>> BEGIN Material supplied

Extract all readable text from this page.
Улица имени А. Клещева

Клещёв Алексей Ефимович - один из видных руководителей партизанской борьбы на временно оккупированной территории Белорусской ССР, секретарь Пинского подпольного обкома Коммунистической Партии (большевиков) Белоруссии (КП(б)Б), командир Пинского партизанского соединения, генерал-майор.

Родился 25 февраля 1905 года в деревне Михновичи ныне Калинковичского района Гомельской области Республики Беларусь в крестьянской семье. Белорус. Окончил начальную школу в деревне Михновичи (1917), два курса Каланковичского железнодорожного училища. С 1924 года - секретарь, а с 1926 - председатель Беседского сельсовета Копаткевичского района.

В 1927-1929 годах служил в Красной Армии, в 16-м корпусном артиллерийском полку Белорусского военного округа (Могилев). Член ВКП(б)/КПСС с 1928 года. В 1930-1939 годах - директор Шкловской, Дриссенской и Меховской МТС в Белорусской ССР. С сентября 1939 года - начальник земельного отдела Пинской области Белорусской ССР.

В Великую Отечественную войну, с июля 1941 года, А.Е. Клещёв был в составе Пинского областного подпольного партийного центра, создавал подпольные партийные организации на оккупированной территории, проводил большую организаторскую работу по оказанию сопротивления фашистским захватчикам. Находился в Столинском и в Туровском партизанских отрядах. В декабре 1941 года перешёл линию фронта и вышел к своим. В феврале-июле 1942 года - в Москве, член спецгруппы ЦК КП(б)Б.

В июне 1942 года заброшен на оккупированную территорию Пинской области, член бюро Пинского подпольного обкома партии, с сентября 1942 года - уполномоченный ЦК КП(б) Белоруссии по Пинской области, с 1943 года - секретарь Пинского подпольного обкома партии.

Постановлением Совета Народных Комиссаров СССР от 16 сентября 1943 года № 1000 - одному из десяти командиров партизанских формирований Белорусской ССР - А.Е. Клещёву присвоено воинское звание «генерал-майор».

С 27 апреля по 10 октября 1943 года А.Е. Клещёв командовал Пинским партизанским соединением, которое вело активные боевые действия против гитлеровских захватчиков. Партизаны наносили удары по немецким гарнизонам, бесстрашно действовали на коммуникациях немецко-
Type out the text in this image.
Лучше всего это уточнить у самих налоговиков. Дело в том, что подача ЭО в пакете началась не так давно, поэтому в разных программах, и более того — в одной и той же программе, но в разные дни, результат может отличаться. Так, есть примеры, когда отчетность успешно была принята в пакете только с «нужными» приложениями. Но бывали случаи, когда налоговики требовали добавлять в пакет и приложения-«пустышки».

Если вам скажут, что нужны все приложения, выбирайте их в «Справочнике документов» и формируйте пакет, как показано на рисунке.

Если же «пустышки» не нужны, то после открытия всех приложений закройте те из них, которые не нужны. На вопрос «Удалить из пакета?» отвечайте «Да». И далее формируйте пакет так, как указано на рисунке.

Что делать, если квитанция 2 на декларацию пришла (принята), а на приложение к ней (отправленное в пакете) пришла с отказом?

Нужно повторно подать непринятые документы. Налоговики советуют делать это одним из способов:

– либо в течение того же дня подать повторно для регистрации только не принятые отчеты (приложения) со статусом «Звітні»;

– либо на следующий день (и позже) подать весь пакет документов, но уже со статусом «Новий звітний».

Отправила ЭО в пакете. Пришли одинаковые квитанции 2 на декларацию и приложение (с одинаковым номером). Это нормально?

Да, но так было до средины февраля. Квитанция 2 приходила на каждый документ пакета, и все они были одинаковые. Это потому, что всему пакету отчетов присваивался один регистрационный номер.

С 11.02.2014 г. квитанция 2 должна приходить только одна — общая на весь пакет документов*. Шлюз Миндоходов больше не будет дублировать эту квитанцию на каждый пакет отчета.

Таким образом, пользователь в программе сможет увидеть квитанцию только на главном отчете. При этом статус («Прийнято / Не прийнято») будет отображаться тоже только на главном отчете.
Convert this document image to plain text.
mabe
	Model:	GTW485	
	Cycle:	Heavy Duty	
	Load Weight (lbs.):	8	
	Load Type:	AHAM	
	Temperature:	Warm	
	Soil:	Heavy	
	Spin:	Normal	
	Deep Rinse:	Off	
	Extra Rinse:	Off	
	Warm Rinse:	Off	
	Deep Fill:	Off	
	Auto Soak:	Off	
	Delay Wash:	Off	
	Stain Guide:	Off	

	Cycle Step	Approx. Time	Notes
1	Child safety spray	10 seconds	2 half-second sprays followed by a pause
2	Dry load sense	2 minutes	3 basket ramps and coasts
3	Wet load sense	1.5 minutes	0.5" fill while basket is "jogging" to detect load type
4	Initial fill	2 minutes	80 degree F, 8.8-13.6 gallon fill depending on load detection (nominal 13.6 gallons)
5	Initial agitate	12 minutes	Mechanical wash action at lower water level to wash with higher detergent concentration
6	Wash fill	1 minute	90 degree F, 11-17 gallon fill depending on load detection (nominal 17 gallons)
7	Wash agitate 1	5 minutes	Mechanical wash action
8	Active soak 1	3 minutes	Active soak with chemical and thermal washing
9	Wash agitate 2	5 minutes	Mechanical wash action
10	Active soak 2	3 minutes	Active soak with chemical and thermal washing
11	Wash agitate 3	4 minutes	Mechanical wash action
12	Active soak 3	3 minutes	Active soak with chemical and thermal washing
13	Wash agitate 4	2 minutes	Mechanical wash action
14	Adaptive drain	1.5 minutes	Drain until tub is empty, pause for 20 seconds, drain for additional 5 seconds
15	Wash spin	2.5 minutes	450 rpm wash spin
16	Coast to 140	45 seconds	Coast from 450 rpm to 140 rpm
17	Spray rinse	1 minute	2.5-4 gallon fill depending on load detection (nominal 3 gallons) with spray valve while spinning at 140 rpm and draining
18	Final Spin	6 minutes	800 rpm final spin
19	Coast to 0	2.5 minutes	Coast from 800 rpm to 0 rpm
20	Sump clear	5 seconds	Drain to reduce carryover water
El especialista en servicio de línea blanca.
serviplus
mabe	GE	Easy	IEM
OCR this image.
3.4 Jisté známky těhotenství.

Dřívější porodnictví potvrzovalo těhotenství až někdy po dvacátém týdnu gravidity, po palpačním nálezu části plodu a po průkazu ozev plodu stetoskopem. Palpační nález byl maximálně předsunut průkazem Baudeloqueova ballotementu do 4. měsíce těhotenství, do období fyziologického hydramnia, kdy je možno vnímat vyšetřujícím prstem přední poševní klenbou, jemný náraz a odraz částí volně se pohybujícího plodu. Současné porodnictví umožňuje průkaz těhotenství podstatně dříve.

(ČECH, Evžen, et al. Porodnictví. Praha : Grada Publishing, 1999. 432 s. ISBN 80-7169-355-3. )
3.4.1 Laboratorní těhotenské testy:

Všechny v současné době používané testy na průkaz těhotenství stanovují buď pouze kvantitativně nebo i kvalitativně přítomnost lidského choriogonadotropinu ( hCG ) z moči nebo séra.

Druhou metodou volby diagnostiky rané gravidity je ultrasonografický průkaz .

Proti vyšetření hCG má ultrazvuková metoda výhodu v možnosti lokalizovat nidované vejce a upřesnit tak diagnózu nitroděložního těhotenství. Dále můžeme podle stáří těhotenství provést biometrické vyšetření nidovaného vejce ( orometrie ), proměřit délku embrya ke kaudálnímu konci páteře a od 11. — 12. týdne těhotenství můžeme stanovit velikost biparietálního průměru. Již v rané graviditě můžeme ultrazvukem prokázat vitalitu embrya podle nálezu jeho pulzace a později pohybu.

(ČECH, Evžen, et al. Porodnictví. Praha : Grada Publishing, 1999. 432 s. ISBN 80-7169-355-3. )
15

>> END Material supplied

# Task directions:
Your task is to repeat the data exactly, with nothing left out.

# Completed exercise:
Extract all readable text from this page.
Улица имени А. Клещева

Клещёв Алексей Ефимович - один из видных руководителей партизанской борьбы на временно оккупированной территории Белорусской ССР, секретарь Пинского подпольного обкома Коммунистической Партии (большевиков) Белоруссии (КП(б)Б), командир Пинского партизанского соединения, генерал-майор.

Родился 25 февраля 1905 года в деревне Михновичи ныне Калинковичского района Гомельской области Республики Беларусь в крестьянской семье. Белорус. Окончил начальную школу в деревне Михновичи (1917), два курса Каланковичского железнодорожного училища. С 1924 года - секретарь, а с 1926 - председатель Беседского сельсовета Копаткевичского района.

В 1927-1929 годах служил в Красной Армии, в 16-м корпусном артиллерийском полку Белорусского военного округа (Могилев). Член ВКП(б)/КПСС с 1928 года. В 1930-1939 годах - директор Шкловской, Дриссенской и Меховской МТС в Белорусской ССР. С сентября 1939 года - начальник земельного отдела Пинской области Белорусской ССР.

В Великую Отечественную войну, с июля 1941 года, А.Е. Клещёв был в составе Пинского областного подпольного партийного центра, создавал подпольные партийные организации на оккупированной территории, проводил большую организаторскую работу по оказанию сопротивления фашистским захватчикам. Находился в Столинском и в Туровском партизанских отрядах. В декабре 1941 года перешёл линию фронта и вышел к своим. В феврале-июле 1942 года - в Москве, член спецгруппы ЦК КП(б)Б.

В июне 1942 года заброшен на оккупированную территорию Пинской области, член бюро Пинского подпольного обкома партии, с сентября 1942 года - уполномоченный ЦК КП(б) Белоруссии по Пинской области, с 1943 года - секретарь Пинского подпольного обкома партии.

Постановлением Совета Народных Комиссаров СССР от 16 сентября 1943 года № 1000 - одному из десяти командиров партизанских формирований Белорусской ССР - А.Е. Клещёву присвоено воинское звание «генерал-майор».

С 27 апреля по 10 октября 1943 года А.Е. Клещёв командовал Пинским партизанским соединением, которое вело активные боевые действия против гитлеровских захватчиков. Партизаны наносили удары по немецким гарнизонам, бесстрашно действовали на коммуникациях немецко-
Type out the text in this image.
Лучше всего это уточнить у самих налоговиков. Дело в том, что подача ЭО в пакете началась не так давно, поэтому в разных программах, и более того — в одной и той же программе, но в разные дни, результат может отличаться. Так, есть примеры, когда отчетность успешно была принята в пакете только с «нужными» приложениями. Но бывали случаи, когда налоговики требовали добавлять в пакет и приложения-«пустышки».

Если вам скажут, что нужны все приложения, выбирайте их в «Справочнике документов» и формируйте пакет, как показано на рисунке.

Если же «пустышки» не нужны, то после открытия всех приложений закройте те из них, которые не нужны. На вопрос «Удалить из пакета?» отвечайте «Да». И далее формируйте пакет так, как указано на рисунке.

Что делать, если квитанция 2 на декларацию пришла (принята), а на приложение к ней (отправленное в пакете) пришла с отказом?

Нужно повторно подать непринятые документы. Налоговики советуют делать это одним из способов:

– либо в течение того же дня подать повторно для регистрации только не принятые отчеты (приложения) со статусом «Звітні»;

– либо на следующий день (и позже) подать весь пакет документов, но уже со статусом «Новий звітний».

Отправила ЭО в пакете. Пришли одинаковые квитанции 2 на декларацию и приложение (с одинаковым номером). Это нормально?

Да, но так было до средины февраля. Квитанция 2 приходила на каждый документ пакета, и все они были одинаковые. Это потому, что всему пакету отчетов присваивался один регистрационный номер.

С 11.02.2014 г. квитанция 2 должна приходить только одна — общая на весь пакет документов*. Шлюз Миндоходов больше не будет дублировать эту квитанцию на каждый пакет отчета.

Таким образом, пользователь в программе сможет увидеть квитанцию только на главном отчете. При этом статус («Прийнято / Не прийнято») будет отображаться тоже только на главном отчете.
Convert this document image to plain text.
mabe
	Model:	GTW485	
	Cycle:	Heavy Duty	
	Load Weight (lbs.):	8	
	Load Type:	AHAM	
	Temperature:	Warm	
	Soil:	Heavy	
	Spin:	Normal	
	Deep Rinse:	Off	
	Extra Rinse:	Off	
	Warm Rinse:	Off	
	Deep Fill:	Off	
	Auto Soak:	Off	
	Delay Wash:	Off	
	Stain Guide:	Off	

	Cycle Step	Approx. Time	Notes
1	Child safety spray	10 seconds	2 half-second sprays followed by a pause
2	Dry load sense	2 minutes	3 basket ramps and coasts
3	Wet load sense	1.5 minutes	0.5" fill while basket is "jogging" to detect load type
4	Initial fill	2 minutes	80 degree F, 8.8-13.6 gallon fill depending on load detection (nominal 13.6 gallons)
5	Initial agitate	12 minutes	Mechanical wash action at lower water level to wash with higher detergent concentration
6	Wash fill	1 minute	90 degree F, 11-17 gallon fill depending on load detection (nominal 17 gallons)
7	Wash agitate 1	5 minutes	Mechanical wash action
8	Active soak 1	3 minutes	Active soak with chemical and thermal washing
9	Wash agitate 2	5 minutes	Mechanical wash action
10	Active soak 2	3 minutes	Active soak with chemical and thermal washing
11	Wash agitate 3	4 minutes	Mechanical wash action
12	Active soak 3	3 minutes	Active soak with chemical and thermal washing
13	Wash agitate 4	2 minutes	Mechanical wash action
14	Adaptive drain	1.5 minutes	Drain until tub is empty, pause for 20 seconds, drain for additional 5 seconds
15	Wash spin	2.5 minutes	450 rpm wash spin
16	Coast to 140	45 seconds	Coast from 450 rpm to 140 rpm
17	Spray rinse	1 minute	2.5-4 gallon fill depending on load detection (nominal 3 gallons) with spray valve while spinning at 140 rpm and draining
18	Final Spin	6 minutes	800 rpm final spin
19	Coast to 0	2.5 minutes	Coast from 800 rpm to 0 rpm
20	Sump clear	5 seconds	Drain to reduce carryover water
El especialista en servicio de línea blanca.
serviplus
mabe	GE	Easy	IEM
OCR this image.
3.4 Jisté známky těhotenství.

Dřívější porodnictví potvrzovalo těhotenství až někdy po dvacátém týdnu gravidity, po palpačním nálezu části plodu a po průkazu ozev plodu stetoskopem. Palpační nález byl maximálně předsunut průkazem Baudeloqueova ballotementu do 4. měsíce těhotenství, do období fyziologického hydramnia, kdy je možno vnímat vyšetřujícím prstem přední poševní klenbou, jemný náraz a odraz částí volně se pohybujícího plodu. Současné porodnictví umožňuje průkaz těhotenství podstatně dříve.

(ČECH, Evžen, et al. Porodnictví. Praha : Grada Publishing, 1999. 432 s. ISBN 80-7169-355-3. )
3.4.1 Laboratorní těhotenské testy:

Všechny v současné době používané testy na průkaz těhotenství stanovují buď pouze kvantitativně nebo i kvalitativně přítomnost lidského choriogonadotropinu ( hCG ) z moči nebo séra.

Druhou metodou volby diagnostiky rané gravidity je ultrasonografický průkaz .

Proti vyšetření hCG má ultrazvuková metoda výhodu v možnosti lokalizovat nidované vejce a upřesnit tak diagnózu nitroděložního těhotenství. Dále můžeme podle stáří těhotenství provést biometrické vyšetření nidovaného vejce ( orometrie ), proměřit délku embrya ke kaudálnímu konci páteře a od 11. — 12. týdne těhotenství můžeme stanovit velikost biparietálního průměru. Již v rané graviditě můžeme ultrazvukem prokázat vitalitu embrya podle nálezu jeho pulzace a později pohybu.

(ČECH, Evžen, et al. Porodnictví. Praha : Grada Publishing, 1999. 432 s. ISBN 80-7169-355-3. )
15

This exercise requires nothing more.